Task details
Work out how many lines hold the string "into". Give that number and nothing more.
====
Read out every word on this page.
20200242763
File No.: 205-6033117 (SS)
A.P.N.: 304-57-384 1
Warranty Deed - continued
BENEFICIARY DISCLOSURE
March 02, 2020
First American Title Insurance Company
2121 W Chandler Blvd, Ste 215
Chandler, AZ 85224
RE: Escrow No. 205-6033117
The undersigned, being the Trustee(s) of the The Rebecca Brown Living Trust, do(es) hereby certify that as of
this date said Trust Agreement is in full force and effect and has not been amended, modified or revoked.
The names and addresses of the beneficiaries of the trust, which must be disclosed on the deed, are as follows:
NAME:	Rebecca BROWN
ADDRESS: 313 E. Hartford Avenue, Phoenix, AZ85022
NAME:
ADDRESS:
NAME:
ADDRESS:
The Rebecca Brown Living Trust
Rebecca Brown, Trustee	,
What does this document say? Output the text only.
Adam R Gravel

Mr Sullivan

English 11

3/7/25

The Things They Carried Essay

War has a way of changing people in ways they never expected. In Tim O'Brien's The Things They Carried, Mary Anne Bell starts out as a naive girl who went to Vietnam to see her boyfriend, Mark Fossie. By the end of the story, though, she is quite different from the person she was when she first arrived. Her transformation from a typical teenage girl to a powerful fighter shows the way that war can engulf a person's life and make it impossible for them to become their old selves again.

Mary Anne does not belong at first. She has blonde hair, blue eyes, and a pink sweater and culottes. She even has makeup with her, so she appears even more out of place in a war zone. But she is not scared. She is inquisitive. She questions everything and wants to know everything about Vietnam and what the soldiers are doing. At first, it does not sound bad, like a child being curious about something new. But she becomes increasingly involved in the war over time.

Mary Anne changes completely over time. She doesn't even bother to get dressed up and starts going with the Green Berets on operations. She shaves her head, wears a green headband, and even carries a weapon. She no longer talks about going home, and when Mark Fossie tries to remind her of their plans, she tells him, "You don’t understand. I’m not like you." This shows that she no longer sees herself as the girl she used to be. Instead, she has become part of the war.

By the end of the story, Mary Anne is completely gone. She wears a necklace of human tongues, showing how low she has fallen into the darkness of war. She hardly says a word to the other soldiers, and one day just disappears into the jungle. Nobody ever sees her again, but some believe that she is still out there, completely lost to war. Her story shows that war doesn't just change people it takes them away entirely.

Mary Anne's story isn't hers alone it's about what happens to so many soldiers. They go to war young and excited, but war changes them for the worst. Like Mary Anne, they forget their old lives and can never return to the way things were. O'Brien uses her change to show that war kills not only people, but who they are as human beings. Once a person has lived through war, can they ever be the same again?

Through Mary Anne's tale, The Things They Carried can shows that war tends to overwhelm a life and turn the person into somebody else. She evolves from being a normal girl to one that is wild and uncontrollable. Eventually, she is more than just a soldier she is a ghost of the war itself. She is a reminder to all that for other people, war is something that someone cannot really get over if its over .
====
Complete response
2